• REQUESTS:
1 - In the FTP download thread, what does the edit say is missing from the downloaded file?
2 - Translate this sentence from the FTP download thread into Spanish: "Try using curl, which enables keepalives by default."
3 - Continue the FTP download thread from where it stops.
--- SOURCE PASSAGE ---
You are not logged in.
I'm having an odd problem with a largish FTP download. Using wget, python ftplib and lftp, when I download this particular file (~241 MB of text/CSV information), the entire file will download but then it stops and has to be manually killed. This same file downloads perfectly from another Arch machine in a different location. I ran pdb on the python download and it hung here: (if that means anything to someone)
ipdb>
> /usr/lib/python2.7/socket.py(447)readline()
446 try:
--> 447 data = self._sock.recv(self._rbufsize)
448 except error, e:
The offending machine is on Comcast for an ISP, and is hooked up to the internet via a consumer router and a switch. Even more confusing, a smaller file (~ 6 MB) from the same location (unfortunately I can't give out the url for anyone to test, as it's work-related) downloads just fine.
Anyone have any ideas about where to begin with troubleshooting? I'm about ready to just stick that download in a separate thread and kill the thread when it looks like the download is complete!
Thanks!
Scott
edit: I was slightly mistaken...the file doesn't get completely downloaded. It's missing the last line completely plus about the last 1032 characters of the previous line.
Last edited by firecat53 (2012-01-30 03:34:28)
Offline
Heh. This sounds extremely familiar:
http://projects.archlinux.org/pacman.gi … 4f146f232b
Try using curl, which enables keepalives by default.
Offline
Thanks falconindy! Well...it sort of works:
curl -O ftp://user:pw@url/itemx3.out
% Total % Received % Xferd Average Speed Time Time Time Current
Dload Upload Total Spent Left Speed
100 240M 100 240M 0 0 314k 0 0:13:04 0:13:04 --:--:-- 0^[
curl: (28) FTP response timeout
After the timeout, it appears that the file is all there...which is a good thing!! But it's still timing out and not finishing normally.
--- SUPPLIED ENTRIES ---
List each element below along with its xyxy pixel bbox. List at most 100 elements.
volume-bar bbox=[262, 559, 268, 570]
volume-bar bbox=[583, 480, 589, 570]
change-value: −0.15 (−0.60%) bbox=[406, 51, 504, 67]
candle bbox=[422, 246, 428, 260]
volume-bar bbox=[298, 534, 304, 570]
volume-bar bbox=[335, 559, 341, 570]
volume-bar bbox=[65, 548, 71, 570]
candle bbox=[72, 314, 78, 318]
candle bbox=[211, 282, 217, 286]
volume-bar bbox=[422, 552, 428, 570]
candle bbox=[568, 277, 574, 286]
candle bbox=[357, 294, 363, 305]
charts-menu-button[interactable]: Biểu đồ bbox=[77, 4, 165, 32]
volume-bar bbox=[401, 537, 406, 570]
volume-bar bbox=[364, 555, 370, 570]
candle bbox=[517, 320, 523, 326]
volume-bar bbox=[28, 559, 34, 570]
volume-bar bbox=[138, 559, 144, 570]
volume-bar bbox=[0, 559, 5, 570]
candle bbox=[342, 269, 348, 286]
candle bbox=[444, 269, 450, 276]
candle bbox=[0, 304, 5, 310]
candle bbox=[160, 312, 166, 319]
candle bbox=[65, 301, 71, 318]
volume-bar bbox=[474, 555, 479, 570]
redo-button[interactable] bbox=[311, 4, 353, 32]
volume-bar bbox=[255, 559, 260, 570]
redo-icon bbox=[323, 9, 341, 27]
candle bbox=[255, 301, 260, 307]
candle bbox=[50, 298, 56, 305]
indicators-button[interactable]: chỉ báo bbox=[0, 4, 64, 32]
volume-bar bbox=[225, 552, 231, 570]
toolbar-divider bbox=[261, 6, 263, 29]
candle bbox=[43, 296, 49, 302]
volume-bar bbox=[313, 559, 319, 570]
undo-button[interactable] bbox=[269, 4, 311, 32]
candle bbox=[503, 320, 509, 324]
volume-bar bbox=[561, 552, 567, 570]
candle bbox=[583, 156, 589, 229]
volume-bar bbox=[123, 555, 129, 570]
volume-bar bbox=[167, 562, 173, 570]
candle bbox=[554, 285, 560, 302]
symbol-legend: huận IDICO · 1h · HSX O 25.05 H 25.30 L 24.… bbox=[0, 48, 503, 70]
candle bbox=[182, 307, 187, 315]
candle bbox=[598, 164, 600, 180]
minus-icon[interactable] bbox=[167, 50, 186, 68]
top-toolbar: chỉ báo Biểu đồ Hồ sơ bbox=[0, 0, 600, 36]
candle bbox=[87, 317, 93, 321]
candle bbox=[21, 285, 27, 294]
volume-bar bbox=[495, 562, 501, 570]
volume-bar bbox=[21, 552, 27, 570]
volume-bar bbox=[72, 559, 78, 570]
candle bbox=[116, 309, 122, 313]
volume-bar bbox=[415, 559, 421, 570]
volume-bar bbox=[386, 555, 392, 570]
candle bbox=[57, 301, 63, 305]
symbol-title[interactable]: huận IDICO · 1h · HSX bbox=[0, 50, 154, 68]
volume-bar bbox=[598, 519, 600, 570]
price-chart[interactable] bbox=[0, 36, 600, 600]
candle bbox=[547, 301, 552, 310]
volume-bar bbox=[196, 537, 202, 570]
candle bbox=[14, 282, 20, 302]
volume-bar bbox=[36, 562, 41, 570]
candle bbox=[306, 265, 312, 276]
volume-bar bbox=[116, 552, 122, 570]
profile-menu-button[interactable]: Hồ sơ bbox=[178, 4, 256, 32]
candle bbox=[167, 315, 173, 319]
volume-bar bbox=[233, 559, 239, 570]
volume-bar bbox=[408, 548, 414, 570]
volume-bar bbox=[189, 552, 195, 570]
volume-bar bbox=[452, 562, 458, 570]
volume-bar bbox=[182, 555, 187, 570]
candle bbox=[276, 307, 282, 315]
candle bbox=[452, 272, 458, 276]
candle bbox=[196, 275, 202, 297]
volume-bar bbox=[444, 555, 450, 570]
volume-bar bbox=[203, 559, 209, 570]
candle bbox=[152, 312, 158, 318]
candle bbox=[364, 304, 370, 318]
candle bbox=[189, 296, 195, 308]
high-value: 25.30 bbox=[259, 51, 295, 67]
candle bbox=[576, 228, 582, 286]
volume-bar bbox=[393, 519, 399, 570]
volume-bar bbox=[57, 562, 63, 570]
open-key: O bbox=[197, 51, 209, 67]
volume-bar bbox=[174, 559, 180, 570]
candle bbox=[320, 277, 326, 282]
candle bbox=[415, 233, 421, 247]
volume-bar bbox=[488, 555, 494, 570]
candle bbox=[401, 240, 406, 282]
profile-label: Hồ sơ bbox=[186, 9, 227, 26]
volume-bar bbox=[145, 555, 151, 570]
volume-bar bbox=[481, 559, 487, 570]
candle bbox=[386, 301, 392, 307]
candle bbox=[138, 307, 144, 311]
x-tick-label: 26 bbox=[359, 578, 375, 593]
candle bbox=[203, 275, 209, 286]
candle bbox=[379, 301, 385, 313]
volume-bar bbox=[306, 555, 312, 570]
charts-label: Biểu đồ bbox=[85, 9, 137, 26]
---
• ANSWERS TO THE TASKS:
1 - The last line, plus about the last 1032 characters of the previous line.

2 - Prueba a usar curl, que activa los keepalives de forma predeterminada.

3 -
I also tried (per a stackoverflow question):
import socket
from ftplib import FTP as ftp
ftps = ftp(URL, USER, PW)
ftps.sock.setsockopt(socket.SOL_SOCKET, socket.SO_KEEPALIVE, 1)
ftps.retrbinary("RETR {}{}".format(FTP_PATH, FILENAME, open(SAVE_PATH, 'wb').write)
But this didn't even timeout to give me the entire file...it just hung and cutoff the last line and a half or so, like before.
I guess for now I'll try the curl method with subprocess.Popen and ignore the timeout.
Any other ideas to try and lose the timeout/hang?
Thanks!
Scott
Offline
Well, you'll want to set the two additional tuning knobs that Linux provides -- TCP_KEEPINTVL and TCP_KEEPIDLE. curl lets you do this with the --keepalive-time=N flag (the value 'N' is applied to both KEEPINTVL and KEEPIDLE) and alters the way-too-long default values. I can't find it in documentation but I think KEEPIDLE defaults to 7200 seconds meaning that keep alives aren't sent for 2 hours. Try something like 60 and see if that makes curl happier.
Last edited by falconindy (2012-01-28 04:20:45)
Offline
That killed the curl timeout, but why would I be getting this warning from inside a fully updated Arch system (tested on 2 different systems...x86_64 and i686)??
$ curl -O --keepalive-time 60 ftp://user:pw@url/itemx3.out
Warning: Keep-alive functionality somewhat crippled due to missing support in
Warning: your operating system!
% Total % Received % Xferd Average Speed Time Time Time Current
Dload Upload Total Spent Left Speed
0 0 0 0 0 0 0 0 --:--:-- --:--:-- --:--:-- 0Warning: Keep-alive functionality somewhat crippled due to missing support in
Warning: your operating system!
100 240M 100 240M 0 0 423k 0 0:09:41 0:09:41 --:--:-- 374k
$
Is that normal?
Thanks!
Scott
Hmmm...now I've gotta see if I can set that same keepalive from within python somehow.
Edit: I see that the SO_KEEPALIVE socket setting can be set using 'setsockopt', but I don't see anything about adjusting the keepalive interval. Am I missing it in the the setsockopt manpage?
Last edited by firecat53 (2012-01-28 05:47:29)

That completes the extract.